• _Short task_:
Can you restate the records below word for word?

• _Source data_:
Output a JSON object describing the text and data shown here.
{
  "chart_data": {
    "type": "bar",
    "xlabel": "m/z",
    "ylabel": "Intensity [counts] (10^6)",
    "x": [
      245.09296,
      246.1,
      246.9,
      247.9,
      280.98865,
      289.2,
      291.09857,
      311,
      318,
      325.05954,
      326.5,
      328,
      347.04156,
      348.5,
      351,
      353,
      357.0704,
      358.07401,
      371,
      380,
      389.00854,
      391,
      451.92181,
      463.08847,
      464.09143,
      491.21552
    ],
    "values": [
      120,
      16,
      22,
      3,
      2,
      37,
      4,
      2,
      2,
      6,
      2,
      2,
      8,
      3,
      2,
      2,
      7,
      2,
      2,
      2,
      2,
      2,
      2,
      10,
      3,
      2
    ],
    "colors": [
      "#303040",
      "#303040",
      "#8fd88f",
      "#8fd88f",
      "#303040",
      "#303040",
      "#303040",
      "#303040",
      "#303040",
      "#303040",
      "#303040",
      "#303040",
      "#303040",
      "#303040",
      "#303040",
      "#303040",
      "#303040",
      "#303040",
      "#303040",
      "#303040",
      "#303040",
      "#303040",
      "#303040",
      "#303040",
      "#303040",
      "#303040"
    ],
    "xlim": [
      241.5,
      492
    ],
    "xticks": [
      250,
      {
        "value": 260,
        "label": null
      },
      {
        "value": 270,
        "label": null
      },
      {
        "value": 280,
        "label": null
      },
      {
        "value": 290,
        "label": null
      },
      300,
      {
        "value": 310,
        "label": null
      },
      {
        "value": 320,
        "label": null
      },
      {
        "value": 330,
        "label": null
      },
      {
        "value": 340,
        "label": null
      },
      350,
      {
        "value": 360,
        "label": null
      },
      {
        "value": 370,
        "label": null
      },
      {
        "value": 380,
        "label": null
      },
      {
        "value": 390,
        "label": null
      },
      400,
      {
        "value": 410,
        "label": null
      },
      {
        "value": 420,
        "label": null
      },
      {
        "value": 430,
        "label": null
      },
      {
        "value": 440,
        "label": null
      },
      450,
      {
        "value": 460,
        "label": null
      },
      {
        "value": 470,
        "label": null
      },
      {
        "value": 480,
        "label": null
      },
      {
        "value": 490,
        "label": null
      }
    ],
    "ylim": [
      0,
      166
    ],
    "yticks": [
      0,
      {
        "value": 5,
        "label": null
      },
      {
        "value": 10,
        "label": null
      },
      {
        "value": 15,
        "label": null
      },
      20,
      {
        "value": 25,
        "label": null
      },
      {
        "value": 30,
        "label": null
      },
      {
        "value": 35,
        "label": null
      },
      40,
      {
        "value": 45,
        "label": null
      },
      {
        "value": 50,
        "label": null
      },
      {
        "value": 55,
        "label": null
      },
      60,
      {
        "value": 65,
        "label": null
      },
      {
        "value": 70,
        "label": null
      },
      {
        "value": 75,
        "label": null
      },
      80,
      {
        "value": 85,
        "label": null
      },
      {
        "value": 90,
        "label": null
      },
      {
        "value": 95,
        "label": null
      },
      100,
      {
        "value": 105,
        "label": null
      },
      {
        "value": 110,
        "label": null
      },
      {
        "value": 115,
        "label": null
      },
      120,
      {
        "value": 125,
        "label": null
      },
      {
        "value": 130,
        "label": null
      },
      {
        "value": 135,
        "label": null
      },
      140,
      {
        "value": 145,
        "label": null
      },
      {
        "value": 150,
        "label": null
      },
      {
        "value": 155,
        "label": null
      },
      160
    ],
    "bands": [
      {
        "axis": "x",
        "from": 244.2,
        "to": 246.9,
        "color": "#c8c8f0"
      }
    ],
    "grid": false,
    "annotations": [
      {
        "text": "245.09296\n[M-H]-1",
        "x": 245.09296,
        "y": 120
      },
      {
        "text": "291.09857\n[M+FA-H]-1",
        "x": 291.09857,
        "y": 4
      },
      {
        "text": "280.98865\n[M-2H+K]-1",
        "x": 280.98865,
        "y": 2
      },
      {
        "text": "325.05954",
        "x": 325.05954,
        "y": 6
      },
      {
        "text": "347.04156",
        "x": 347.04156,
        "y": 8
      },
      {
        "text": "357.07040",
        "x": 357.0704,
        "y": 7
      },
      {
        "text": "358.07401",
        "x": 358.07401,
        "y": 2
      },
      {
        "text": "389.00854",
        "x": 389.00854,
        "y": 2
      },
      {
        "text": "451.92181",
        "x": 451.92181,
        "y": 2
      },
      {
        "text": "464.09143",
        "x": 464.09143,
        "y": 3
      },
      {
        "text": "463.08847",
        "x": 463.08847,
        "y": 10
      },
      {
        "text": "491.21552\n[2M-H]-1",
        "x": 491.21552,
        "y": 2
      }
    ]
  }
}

• _Output for this exercise_:
Output a JSON object describing the text and data shown here.
{
  "chart_data": {
    "type": "bar",
    "xlabel": "m/z",
    "ylabel": "Intensity [counts] (10^6)",
    "x": [
      245.09296,
      246.1,
      246.9,
      247.9,
      280.98865,
      289.2,
      291.09857,
      311,
      318,
      325.05954,
      326.5,
      328,
      347.04156,
      348.5,
      351,
      353,
      357.0704,
      358.07401,
      371,
      380,
      389.00854,
      391,
      451.92181,
      463.08847,
      464.09143,
      491.21552
    ],
    "values": [
      120,
      16,
      22,
      3,
      2,
      37,
      4,
      2,
      2,
      6,
      2,
      2,
      8,
      3,
      2,
      2,
      7,
      2,
      2,
      2,
      2,
      2,
      2,
      10,
      3,
      2
    ],
    "colors": [
      "#303040",
      "#303040",
      "#8fd88f",
      "#8fd88f",
      "#303040",
      "#303040",
      "#303040",
      "#303040",
      "#303040",
      "#303040",
      "#303040",
      "#303040",
      "#303040",
      "#303040",
      "#303040",
      "#303040",
      "#303040",
      "#303040",
      "#303040",
      "#303040",
      "#303040",
      "#303040",
      "#303040",
      "#303040",
      "#303040",
      "#303040"
    ],
    "xlim": [
      241.5,
      492
    ],
    "xticks": [
      250,
      {
        "value": 260,
        "label": null
      },
      {
        "value": 270,
        "label": null
      },
      {
        "value": 280,
        "label": null
      },
      {
        "value": 290,
        "label": null
      },
      300,
      {
        "value": 310,
        "label": null
      },
      {
        "value": 320,
        "label": null
      },
      {
        "value": 330,
        "label": null
      },
      {
        "value": 340,
        "label": null
      },
      350,
      {
        "value": 360,
        "label": null
      },
      {
        "value": 370,
        "label": null
      },
      {
        "value": 380,
        "label": null
      },
      {
        "value": 390,
        "label": null
      },
      400,
      {
        "value": 410,
        "label": null
      },
      {
        "value": 420,
        "label": null
      },
      {
        "value": 430,
        "label": null
      },
      {
        "value": 440,
        "label": null
      },
      450,
      {
        "value": 460,
        "label": null
      },
      {
        "value": 470,
        "label": null
      },
      {
        "value": 480,
        "label": null
      },
      {
        "value": 490,
        "label": null
      }
    ],
    "ylim": [
      0,
      166
    ],
    "yticks": [
      0,
      {
        "value": 5,
        "label": null
      },
      {
        "value": 10,
        "label": null
      },
      {
        "value": 15,
        "label": null
      },
      20,
      {
        "value": 25,
        "label": null
      },
      {
        "value": 30,
        "label": null
      },
      {
        "value": 35,
        "label": null
      },
      40,
      {
        "value": 45,
        "label": null
      },
      {
        "value": 50,
        "label": null
      },
      {
        "value": 55,
        "label": null
      },
      60,
      {
        "value": 65,
        "label": null
      },
      {
        "value": 70,
        "label": null
      },
      {
        "value": 75,
        "label": null
      },
      80,
      {
        "value": 85,
        "label": null
      },
      {
        "value": 90,
        "label": null
      },
      {
        "value": 95,
        "label": null
      },
      100,
      {
        "value": 105,
        "label": null
      },
      {
        "value": 110,
        "label": null
      },
      {
        "value": 115,
        "label": null
      },
      120,
      {
        "value": 125,
        "label": null
      },
      {
        "value": 130,
        "label": null
      },
      {
        "value": 135,
        "label": null
      },
      140,
      {
        "value": 145,
        "label": null
      },
      {
        "value": 150,
        "label": null
      },
      {
        "value": 155,
        "label": null
      },
      160
    ],
    "bands": [
      {
        "axis": "x",
        "from": 244.2,
        "to": 246.9,
        "color": "#c8c8f0"
      }
    ],
    "grid": false,
    "annotations": [
      {
        "text": "245.09296\n[M-H]-1",
        "x": 245.09296,
        "y": 120
      },
      {
        "text": "291.09857\n[M+FA-H]-1",
        "x": 291.09857,
        "y": 4
      },
      {
        "text": "280.98865\n[M-2H+K]-1",
        "x": 280.98865,
        "y": 2
      },
      {
        "text": "325.05954",
        "x": 325.05954,
        "y": 6
      },
      {
        "text": "347.04156",
        "x": 347.04156,
        "y": 8
      },
      {
        "text": "357.07040",
        "x": 357.0704,
        "y": 7
      },
      {
        "text": "358.07401",
        "x": 358.07401,
        "y": 2
      },
      {
        "text": "389.00854",
        "x": 389.00854,
        "y": 2
      },
      {
        "text": "451.92181",
        "x": 451.92181,
        "y": 2
      },
      {
        "text": "464.09143",
        "x": 464.09143,
        "y": 3
      },
      {
        "text": "463.08847",
        "x": 463.08847,
        "y": 10
      },
      {
        "text": "491.21552\n[2M-H]-1",
        "x": 491.21552,
        "y": 2
      }
    ]
  }
}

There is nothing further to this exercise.